Request:
Here are some records; return them all exactly.
Data provided start
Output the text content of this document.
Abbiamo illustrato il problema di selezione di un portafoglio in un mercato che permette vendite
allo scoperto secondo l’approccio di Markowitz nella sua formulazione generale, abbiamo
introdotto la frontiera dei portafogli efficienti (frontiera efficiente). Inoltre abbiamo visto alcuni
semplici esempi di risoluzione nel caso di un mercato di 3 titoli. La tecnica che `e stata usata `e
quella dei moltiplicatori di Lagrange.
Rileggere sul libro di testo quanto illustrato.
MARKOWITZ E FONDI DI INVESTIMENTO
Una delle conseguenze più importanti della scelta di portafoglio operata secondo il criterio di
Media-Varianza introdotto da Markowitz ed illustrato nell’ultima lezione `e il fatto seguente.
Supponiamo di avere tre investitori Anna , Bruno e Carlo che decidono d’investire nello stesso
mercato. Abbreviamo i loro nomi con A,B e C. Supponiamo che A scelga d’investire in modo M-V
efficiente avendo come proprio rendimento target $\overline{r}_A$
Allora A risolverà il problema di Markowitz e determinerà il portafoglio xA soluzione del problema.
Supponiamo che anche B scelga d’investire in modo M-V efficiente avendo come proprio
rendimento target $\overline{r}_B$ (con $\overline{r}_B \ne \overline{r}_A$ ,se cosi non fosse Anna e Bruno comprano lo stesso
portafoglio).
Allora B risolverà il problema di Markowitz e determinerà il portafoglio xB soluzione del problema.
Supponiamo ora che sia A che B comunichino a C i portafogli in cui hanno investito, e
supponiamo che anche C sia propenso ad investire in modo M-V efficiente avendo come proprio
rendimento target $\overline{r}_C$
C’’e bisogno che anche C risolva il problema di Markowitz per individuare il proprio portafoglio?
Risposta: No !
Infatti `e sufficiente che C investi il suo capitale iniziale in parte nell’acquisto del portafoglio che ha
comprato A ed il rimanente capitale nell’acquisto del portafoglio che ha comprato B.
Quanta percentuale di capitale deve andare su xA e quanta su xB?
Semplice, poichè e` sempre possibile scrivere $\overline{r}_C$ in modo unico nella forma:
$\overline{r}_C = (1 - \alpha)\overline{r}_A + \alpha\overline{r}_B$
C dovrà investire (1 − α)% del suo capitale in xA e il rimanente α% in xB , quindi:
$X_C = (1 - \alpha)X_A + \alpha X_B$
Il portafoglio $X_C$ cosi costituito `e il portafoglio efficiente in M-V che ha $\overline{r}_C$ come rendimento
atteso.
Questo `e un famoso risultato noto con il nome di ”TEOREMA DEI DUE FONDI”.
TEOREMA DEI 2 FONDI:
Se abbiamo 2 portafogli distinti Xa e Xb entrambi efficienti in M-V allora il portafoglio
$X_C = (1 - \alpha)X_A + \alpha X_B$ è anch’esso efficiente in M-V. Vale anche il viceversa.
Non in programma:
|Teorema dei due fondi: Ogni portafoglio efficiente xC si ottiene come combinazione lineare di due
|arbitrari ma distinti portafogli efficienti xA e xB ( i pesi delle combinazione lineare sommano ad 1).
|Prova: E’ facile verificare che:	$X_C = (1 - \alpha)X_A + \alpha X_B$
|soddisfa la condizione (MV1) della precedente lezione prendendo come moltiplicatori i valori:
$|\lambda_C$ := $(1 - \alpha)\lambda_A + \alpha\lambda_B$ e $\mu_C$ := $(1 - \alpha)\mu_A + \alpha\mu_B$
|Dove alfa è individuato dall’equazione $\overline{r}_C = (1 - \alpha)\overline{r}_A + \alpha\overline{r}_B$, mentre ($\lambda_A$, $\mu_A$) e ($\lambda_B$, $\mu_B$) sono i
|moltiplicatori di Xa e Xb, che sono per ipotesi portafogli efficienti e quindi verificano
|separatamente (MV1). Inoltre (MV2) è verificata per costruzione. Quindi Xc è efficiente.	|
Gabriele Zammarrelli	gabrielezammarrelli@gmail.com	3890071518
Data provided end
Answer to the task:
Output the text content of this document.
Abbiamo illustrato il problema di selezione di un portafoglio in un mercato che permette vendite
allo scoperto secondo l’approccio di Markowitz nella sua formulazione generale, abbiamo
introdotto la frontiera dei portafogli efficienti (frontiera efficiente). Inoltre abbiamo visto alcuni
semplici esempi di risoluzione nel caso di un mercato di 3 titoli. La tecnica che `e stata usata `e
quella dei moltiplicatori di Lagrange.
Rileggere sul libro di testo quanto illustrato.
MARKOWITZ E FONDI DI INVESTIMENTO
Una delle conseguenze più importanti della scelta di portafoglio operata secondo il criterio di
Media-Varianza introdotto da Markowitz ed illustrato nell’ultima lezione `e il fatto seguente.
Supponiamo di avere tre investitori Anna , Bruno e Carlo che decidono d’investire nello stesso
mercato. Abbreviamo i loro nomi con A,B e C. Supponiamo che A scelga d’investire in modo M-V
efficiente avendo come proprio rendimento target $\overline{r}_A$
Allora A risolverà il problema di Markowitz e determinerà il portafoglio xA soluzione del problema.
Supponiamo che anche B scelga d’investire in modo M-V efficiente avendo come proprio
rendimento target $\overline{r}_B$ (con $\overline{r}_B \ne \overline{r}_A$ ,se cosi non fosse Anna e Bruno comprano lo stesso
portafoglio).
Allora B risolverà il problema di Markowitz e determinerà il portafoglio xB soluzione del problema.
Supponiamo ora che sia A che B comunichino a C i portafogli in cui hanno investito, e
supponiamo che anche C sia propenso ad investire in modo M-V efficiente avendo come proprio
rendimento target $\overline{r}_C$
C’’e bisogno che anche C risolva il problema di Markowitz per individuare il proprio portafoglio?
Risposta: No !
Infatti `e sufficiente che C investi il suo capitale iniziale in parte nell’acquisto del portafoglio che ha
comprato A ed il rimanente capitale nell’acquisto del portafoglio che ha comprato B.
Quanta percentuale di capitale deve andare su xA e quanta su xB?
Semplice, poichè e` sempre possibile scrivere $\overline{r}_C$ in modo unico nella forma:
$\overline{r}_C = (1 - \alpha)\overline{r}_A + \alpha\overline{r}_B$
C dovrà investire (1 − α)% del suo capitale in xA e il rimanente α% in xB , quindi:
$X_C = (1 - \alpha)X_A + \alpha X_B$
Il portafoglio $X_C$ cosi costituito `e il portafoglio efficiente in M-V che ha $\overline{r}_C$ come rendimento
atteso.
Questo `e un famoso risultato noto con il nome di ”TEOREMA DEI DUE FONDI”.
TEOREMA DEI 2 FONDI:
Se abbiamo 2 portafogli distinti Xa e Xb entrambi efficienti in M-V allora il portafoglio
$X_C = (1 - \alpha)X_A + \alpha X_B$ è anch’esso efficiente in M-V. Vale anche il viceversa.
Non in programma:
|Teorema dei due fondi: Ogni portafoglio efficiente xC si ottiene come combinazione lineare di due
|arbitrari ma distinti portafogli efficienti xA e xB ( i pesi delle combinazione lineare sommano ad 1).
|Prova: E’ facile verificare che:	$X_C = (1 - \alpha)X_A + \alpha X_B$
|soddisfa la condizione (MV1) della precedente lezione prendendo come moltiplicatori i valori:
$|\lambda_C$ := $(1 - \alpha)\lambda_A + \alpha\lambda_B$ e $\mu_C$ := $(1 - \alpha)\mu_A + \alpha\mu_B$
|Dove alfa è individuato dall’equazione $\overline{r}_C = (1 - \alpha)\overline{r}_A + \alpha\overline{r}_B$, mentre ($\lambda_A$, $\mu_A$) e ($\lambda_B$, $\mu_B$) sono i
|moltiplicatori di Xa e Xb, che sono per ipotesi portafogli efficienti e quindi verificano
|separatamente (MV1). Inoltre (MV2) è verificata per costruzione. Quindi Xc è efficiente.	|
Gabriele Zammarrelli	gabrielezammarrelli@gmail.com	3890071518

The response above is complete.